* [Collection entries]:
-=-=-

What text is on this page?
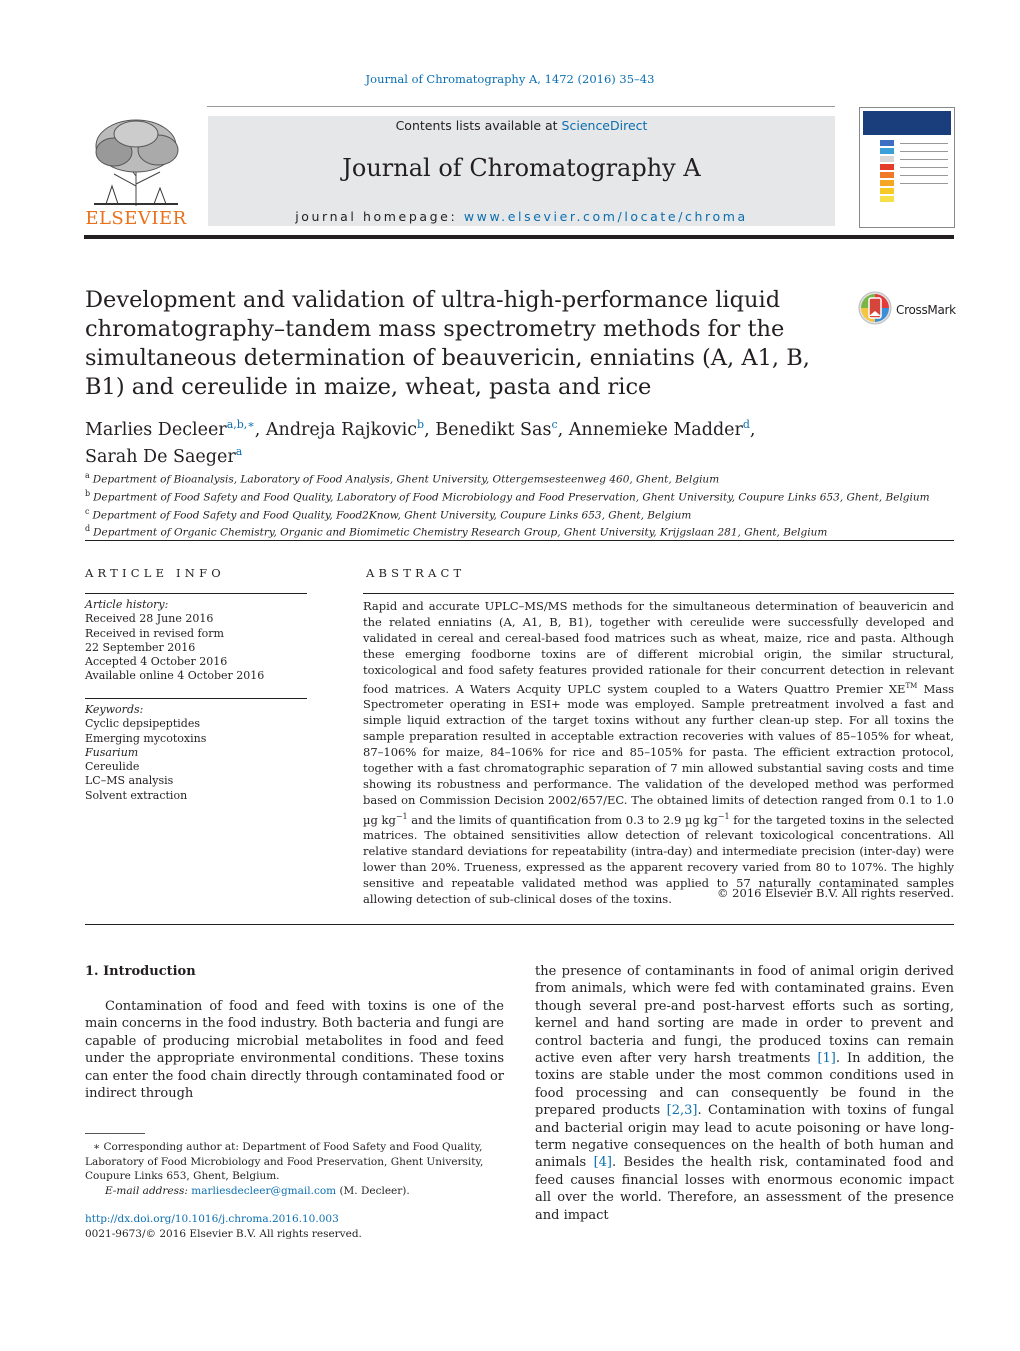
Journal of Chromatography A, 1472 (2016) 35–43
ELSEVIER
Contents lists available at ScienceDirect
Journal of Chromatography A
journal homepage: www.elsevier.com/locate/chroma
Development and validation of ultra-high-performance liquid chromatography–tandem mass spectrometry methods for the simultaneous determination of beauvericin, enniatins (A, A1, B, B1) and cereulide in maize, wheat, pasta and rice
CrossMark
Marlies Decleer$^{a,b,∗}$, Andreja Rajkovic$^b$, Benedikt Sas$^c$, Annemieke Madder$^d$,
Sarah De Saeger$^a$
$^a$ Department of Bioanalysis, Laboratory of Food Analysis, Ghent University, Ottergemsesteenweg 460, Ghent, Belgium
$^b$ Department of Food Safety and Food Quality, Laboratory of Food Microbiology and Food Preservation, Ghent University, Coupure Links 653, Ghent, Belgium
$^c$ Department of Food Safety and Food Quality, Food2Know, Ghent University, Coupure Links 653, Ghent, Belgium
$^d$ Department of Organic Chemistry, Organic and Biomimetic Chemistry Research Group, Ghent University, Krijgslaan 281, Ghent, Belgium
ARTICLE INFO
Article history:
Received 28 June 2016
Received in revised form
22 September 2016
Accepted 4 October 2016
Available online 4 October 2016
Keywords:
Cyclic depsipeptides
Emerging mycotoxins
Fusarium
Cereulide
LC–MS analysis
Solvent extraction
ABSTRACT
Rapid and accurate UPLC–MS/MS methods for the simultaneous determination of beauvericin and the related enniatins (A, A1, B, B1), together with cereulide were successfully developed and validated in cereal and cereal-based food matrices such as wheat, maize, rice and pasta. Although these emerging foodborne toxins are of different microbial origin, the similar structural, toxicological and food safety features provided rationale for their concurrent detection in relevant food matrices. A Waters Acquity UPLC system coupled to a Waters Quattro Premier XE™ Mass Spectrometer operating in ESI+ mode was employed. Sample pretreatment involved a fast and simple liquid extraction of the target toxins without any further clean-up step. For all toxins the sample preparation resulted in acceptable extraction recoveries with values of 85–105% for wheat, 87–106% for maize, 84–106% for rice and 85–105% for pasta. The efficient extraction protocol, together with a fast chromatographic separation of 7 min allowed substantial saving costs and time showing its robustness and performance. The validation of the developed method was performed based on Commission Decision 2002/657/EC. The obtained limits of detection ranged from 0.1 to 1.0 µg $kg^{-1}$ and the limits of quantification from 0.3 to 2.9 µg $kg^{-1}$ for the targeted toxins in the selected matrices. The obtained sensitivities allow detection of relevant toxicological concentrations. All relative standard deviations for repeatability (intra-day) and intermediate precision (inter-day) were lower than 20%. Trueness, expressed as the apparent recovery varied from 80 to 107%. The highly sensitive and repeatable validated method was applied to 57 naturally contaminated samples allowing detection of sub-clinical doses of the toxins.	© 2016 Elsevier B.V. All rights reserved.
1. Introduction
Contamination of food and feed with toxins is one of the main concerns in the food industry. Both bacteria and fungi are capable of producing microbial metabolites in food and feed under the appropriate environmental conditions. These toxins can enter the food chain directly through contaminated food or indirect through
the presence of contaminants in food of animal origin derived from animals, which were fed with contaminated grains. Even though several pre-and post-harvest efforts such as sorting, kernel and hand sorting are made in order to prevent and control bacteria and fungi, the produced toxins can remain active even after very harsh treatments [1]. In addition, the toxins are stable under the most common conditions used in food processing and can consequently be found in the prepared products [2,3]. Contamination with toxins of fungal and bacterial origin may lead to acute poisoning or have long-term negative consequences on the health of both human and animals [4]. Besides the health risk, contaminated food and feed causes financial losses with enormous economic impact all over the world. Therefore, an assessment of the presence and impact
∗ Corresponding author at: Department of Food Safety and Food Quality, Laboratory of Food Microbiology and Food Preservation, Ghent University, Coupure Links 653, Ghent, Belgium.
E-mail address: marliesdecleer@gmail.com (M. Decleer).
http://dx.doi.org/10.1016/j.chroma.2016.10.003
0021-9673/© 2016 Elsevier B.V. All rights reserved.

-=-=-

* [What this task involves]:
If the word "Coupure" appears in a line above, copy that line.

* [Response to this exercise]:
$^b$ Department of Food Safety and Food Quality, Laboratory of Food Microbiology and Food Preservation, Ghent University, Coupure Links 653, Ghent, Belgium
$^c$ Department of Food Safety and Food Quality, Food2Know, Ghent University, Coupure Links 653, Ghent, Belgium
∗ Corresponding author at: Department of Food Safety and Food Quality, Laboratory of Food Microbiology and Food Preservation, Ghent University, Coupure Links 653, Ghent, Belgium.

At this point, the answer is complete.